DIRECTIVE: Will you transcribe all the entries word for word, skipping the pictures they hold?

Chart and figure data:
= = =
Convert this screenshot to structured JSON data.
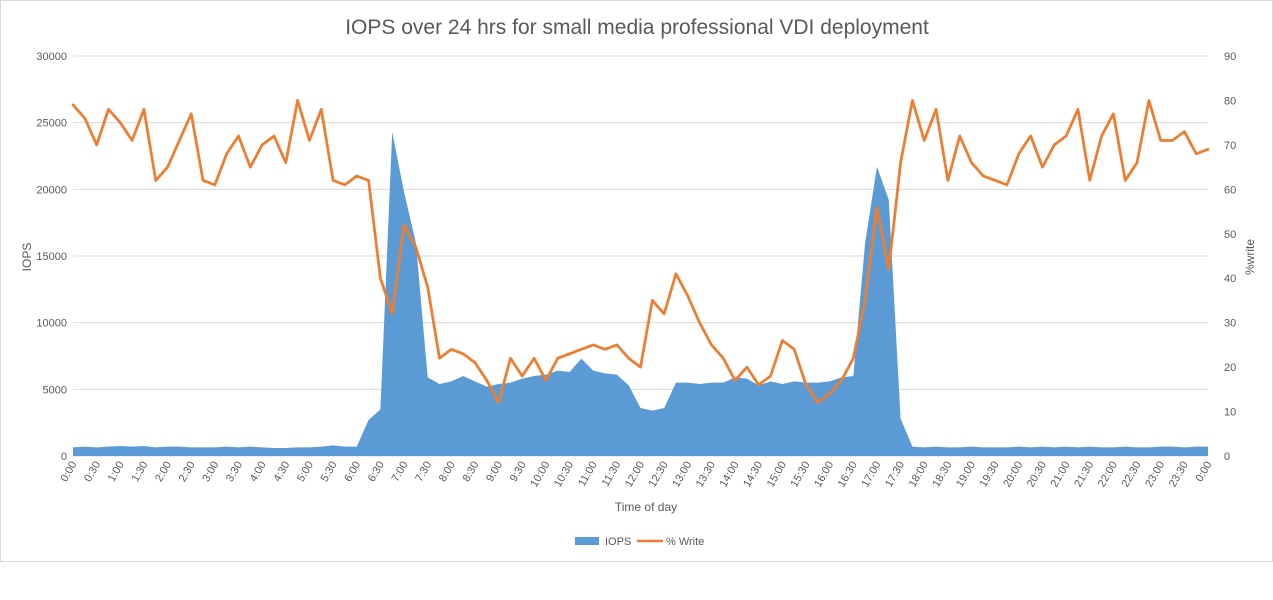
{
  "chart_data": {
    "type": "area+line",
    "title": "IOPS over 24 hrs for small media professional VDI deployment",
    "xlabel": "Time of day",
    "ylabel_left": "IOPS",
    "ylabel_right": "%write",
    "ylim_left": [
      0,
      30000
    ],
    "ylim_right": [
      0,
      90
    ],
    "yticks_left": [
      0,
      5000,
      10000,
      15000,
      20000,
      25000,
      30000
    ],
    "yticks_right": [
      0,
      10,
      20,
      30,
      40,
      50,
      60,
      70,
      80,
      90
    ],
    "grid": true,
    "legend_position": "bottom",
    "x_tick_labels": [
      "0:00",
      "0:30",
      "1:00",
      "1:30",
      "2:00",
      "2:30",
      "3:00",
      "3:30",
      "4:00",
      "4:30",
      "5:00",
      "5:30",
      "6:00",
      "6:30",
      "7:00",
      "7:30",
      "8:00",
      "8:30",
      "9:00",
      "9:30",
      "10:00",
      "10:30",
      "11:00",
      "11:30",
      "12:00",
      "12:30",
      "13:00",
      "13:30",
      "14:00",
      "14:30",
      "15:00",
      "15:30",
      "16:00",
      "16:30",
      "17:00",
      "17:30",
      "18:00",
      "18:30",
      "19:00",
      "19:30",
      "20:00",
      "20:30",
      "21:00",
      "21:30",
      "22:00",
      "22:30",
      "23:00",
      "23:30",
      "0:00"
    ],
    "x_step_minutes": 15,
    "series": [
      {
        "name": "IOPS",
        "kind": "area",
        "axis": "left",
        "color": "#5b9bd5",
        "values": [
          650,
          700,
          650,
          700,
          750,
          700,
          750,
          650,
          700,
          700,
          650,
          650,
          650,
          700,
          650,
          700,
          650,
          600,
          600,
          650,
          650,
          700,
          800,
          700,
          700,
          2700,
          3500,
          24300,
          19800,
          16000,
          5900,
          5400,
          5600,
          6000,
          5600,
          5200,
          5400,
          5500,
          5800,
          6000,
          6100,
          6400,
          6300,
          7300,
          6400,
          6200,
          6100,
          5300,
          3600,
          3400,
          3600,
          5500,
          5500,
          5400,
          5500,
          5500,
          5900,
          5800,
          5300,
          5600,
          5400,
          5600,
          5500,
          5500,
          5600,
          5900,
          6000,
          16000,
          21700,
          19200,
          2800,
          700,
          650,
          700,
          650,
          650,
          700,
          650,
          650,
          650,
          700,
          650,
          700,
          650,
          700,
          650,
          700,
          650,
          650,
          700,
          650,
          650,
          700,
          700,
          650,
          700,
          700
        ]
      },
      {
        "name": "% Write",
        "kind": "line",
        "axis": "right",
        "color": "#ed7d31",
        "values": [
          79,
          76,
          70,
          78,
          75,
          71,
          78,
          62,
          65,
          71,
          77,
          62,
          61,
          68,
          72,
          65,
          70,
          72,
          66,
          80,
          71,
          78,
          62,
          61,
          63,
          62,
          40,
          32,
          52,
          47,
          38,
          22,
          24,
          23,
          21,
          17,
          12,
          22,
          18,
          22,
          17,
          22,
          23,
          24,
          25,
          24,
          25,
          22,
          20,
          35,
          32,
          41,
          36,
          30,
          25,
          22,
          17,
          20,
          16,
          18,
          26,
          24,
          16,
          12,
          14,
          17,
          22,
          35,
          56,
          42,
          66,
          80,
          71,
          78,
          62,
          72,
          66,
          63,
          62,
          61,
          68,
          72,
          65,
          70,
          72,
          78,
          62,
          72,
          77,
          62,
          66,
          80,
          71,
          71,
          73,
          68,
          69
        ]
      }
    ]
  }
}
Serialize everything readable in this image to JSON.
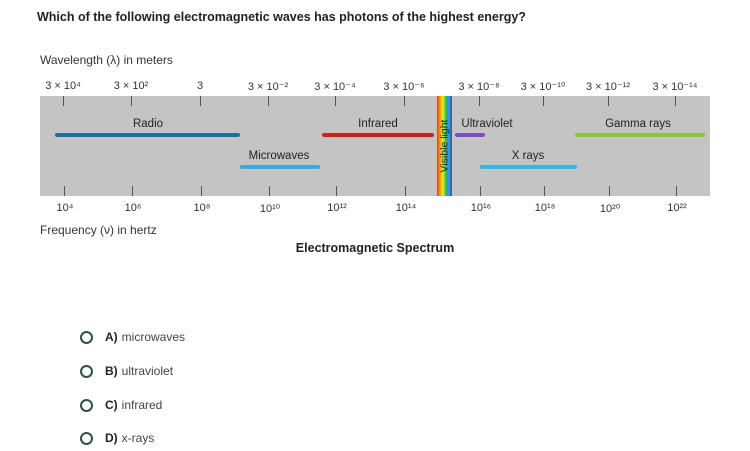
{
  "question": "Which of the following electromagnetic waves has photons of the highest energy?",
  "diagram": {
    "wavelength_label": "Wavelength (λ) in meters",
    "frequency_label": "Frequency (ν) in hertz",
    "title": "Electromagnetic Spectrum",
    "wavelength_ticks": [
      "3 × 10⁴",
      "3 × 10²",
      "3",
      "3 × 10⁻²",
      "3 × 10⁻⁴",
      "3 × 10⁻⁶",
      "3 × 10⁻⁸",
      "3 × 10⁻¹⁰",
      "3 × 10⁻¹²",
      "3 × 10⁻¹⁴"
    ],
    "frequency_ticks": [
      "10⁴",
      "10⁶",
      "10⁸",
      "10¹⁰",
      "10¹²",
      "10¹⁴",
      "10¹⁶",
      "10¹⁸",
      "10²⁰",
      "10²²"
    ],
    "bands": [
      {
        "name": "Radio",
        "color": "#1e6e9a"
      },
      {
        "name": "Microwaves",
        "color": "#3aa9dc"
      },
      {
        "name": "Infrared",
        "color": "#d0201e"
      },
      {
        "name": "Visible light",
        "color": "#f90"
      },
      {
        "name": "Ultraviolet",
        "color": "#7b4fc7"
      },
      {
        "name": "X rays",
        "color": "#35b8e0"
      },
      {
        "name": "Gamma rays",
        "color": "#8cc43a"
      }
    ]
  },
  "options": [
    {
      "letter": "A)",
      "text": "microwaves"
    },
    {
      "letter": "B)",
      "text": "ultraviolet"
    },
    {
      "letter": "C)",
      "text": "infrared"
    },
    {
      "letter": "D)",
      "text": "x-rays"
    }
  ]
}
= = =
EXERCISE SOLUTION:
Convert this screenshot to structured JSON data.
{
  "chart_data": {
    "type": "area+line",
    "title": "IOPS over 24 hrs for small media professional VDI deployment",
    "xlabel": "Time of day",
    "ylabel_left": "IOPS",
    "ylabel_right": "%write",
    "ylim_left": [
      0,
      30000
    ],
    "ylim_right": [
      0,
      90
    ],
    "yticks_left": [
      0,
      5000,
      10000,
      15000,
      20000,
      25000,
      30000
    ],
    "yticks_right": [
      0,
      10,
      20,
      30,
      40,
      50,
      60,
      70,
      80,
      90
    ],
    "grid": true,
    "legend_position": "bottom",
    "x_tick_labels": [
      "0:00",
      "0:30",
      "1:00",
      "1:30",
      "2:00",
      "2:30",
      "3:00",
      "3:30",
      "4:00",
      "4:30",
      "5:00",
      "5:30",
      "6:00",
      "6:30",
      "7:00",
      "7:30",
      "8:00",
      "8:30",
      "9:00",
      "9:30",
      "10:00",
      "10:30",
      "11:00",
      "11:30",
      "12:00",
      "12:30",
      "13:00",
      "13:30",
      "14:00",
      "14:30",
      "15:00",
      "15:30",
      "16:00",
      "16:30",
      "17:00",
      "17:30",
      "18:00",
      "18:30",
      "19:00",
      "19:30",
      "20:00",
      "20:30",
      "21:00",
      "21:30",
      "22:00",
      "22:30",
      "23:00",
      "23:30",
      "0:00"
    ],
    "x_step_minutes": 15,
    "series": [
      {
        "name": "IOPS",
        "kind": "area",
        "axis": "left",
        "color": "#5b9bd5",
        "values": [
          650,
          700,
          650,
          700,
          750,
          700,
          750,
          650,
          700,
          700,
          650,
          650,
          650,
          700,
          650,
          700,
          650,
          600,
          600,
          650,
          650,
          700,
          800,
          700,
          700,
          2700,
          3500,
          24300,
          19800,
          16000,
          5900,
          5400,
          5600,
          6000,
          5600,
          5200,
          5400,
          5500,
          5800,
          6000,
          6100,
          6400,
          6300,
          7300,
          6400,
          6200,
          6100,
          5300,
          3600,
          3400,
          3600,
          5500,
          5500,
          5400,
          5500,
          5500,
          5900,
          5800,
          5300,
          5600,
          5400,
          5600,
          5500,
          5500,
          5600,
          5900,
          6000,
          16000,
          21700,
          19200,
          2800,
          700,
          650,
          700,
          650,
          650,
          700,
          650,
          650,
          650,
          700,
          650,
          700,
          650,
          700,
          650,
          700,
          650,
          650,
          700,
          650,
          650,
          700,
          700,
          650,
          700,
          700
        ]
      },
      {
        "name": "% Write",
        "kind": "line",
        "axis": "right",
        "color": "#ed7d31",
        "values": [
          79,
          76,
          70,
          78,
          75,
          71,
          78,
          62,
          65,
          71,
          77,
          62,
          61,
          68,
          72,
          65,
          70,
          72,
          66,
          80,
          71,
          78,
          62,
          61,
          63,
          62,
          40,
          32,
          52,
          47,
          38,
          22,
          24,
          23,
          21,
          17,
          12,
          22,
          18,
          22,
          17,
          22,
          23,
          24,
          25,
          24,
          25,
          22,
          20,
          35,
          32,
          41,
          36,
          30,
          25,
          22,
          17,
          20,
          16,
          18,
          26,
          24,
          16,
          12,
          14,
          17,
          22,
          35,
          56,
          42,
          66,
          80,
          71,
          78,
          62,
          72,
          66,
          63,
          62,
          61,
          68,
          72,
          65,
          70,
          72,
          78,
          62,
          72,
          77,
          62,
          66,
          80,
          71,
          71,
          73,
          68,
          69
        ]
      }
    ]
  }
}
Serialize everything readable in this image to JSON.
{
  "question": "Which of the following electromagnetic waves has photons of the highest energy?",
  "diagram": {
    "wavelength_label": "Wavelength (λ) in meters",
    "frequency_label": "Frequency (ν) in hertz",
    "title": "Electromagnetic Spectrum",
    "wavelength_ticks": [
      "3 × 10⁴",
      "3 × 10²",
      "3",
      "3 × 10⁻²",
      "3 × 10⁻⁴",
      "3 × 10⁻⁶",
      "3 × 10⁻⁸",
      "3 × 10⁻¹⁰",
      "3 × 10⁻¹²",
      "3 × 10⁻¹⁴"
    ],
    "frequency_ticks": [
      "10⁴",
      "10⁶",
      "10⁸",
      "10¹⁰",
      "10¹²",
      "10¹⁴",
      "10¹⁶",
      "10¹⁸",
      "10²⁰",
      "10²²"
    ],
    "bands": [
      {
        "name": "Radio",
        "color": "#1e6e9a"
      },
      {
        "name": "Microwaves",
        "color": "#3aa9dc"
      },
      {
        "name": "Infrared",
        "color": "#d0201e"
      },
      {
        "name": "Visible light",
        "color": "#f90"
      },
      {
        "name": "Ultraviolet",
        "color": "#7b4fc7"
      },
      {
        "name": "X rays",
        "color": "#35b8e0"
      },
      {
        "name": "Gamma rays",
        "color": "#8cc43a"
      }
    ]
  },
  "options": [
    {
      "letter": "A)",
      "text": "microwaves"
    },
    {
      "letter": "B)",
      "text": "ultraviolet"
    },
    {
      "letter": "C)",
      "text": "infrared"
    },
    {
      "letter": "D)",
      "text": "x-rays"
    }
  ]
}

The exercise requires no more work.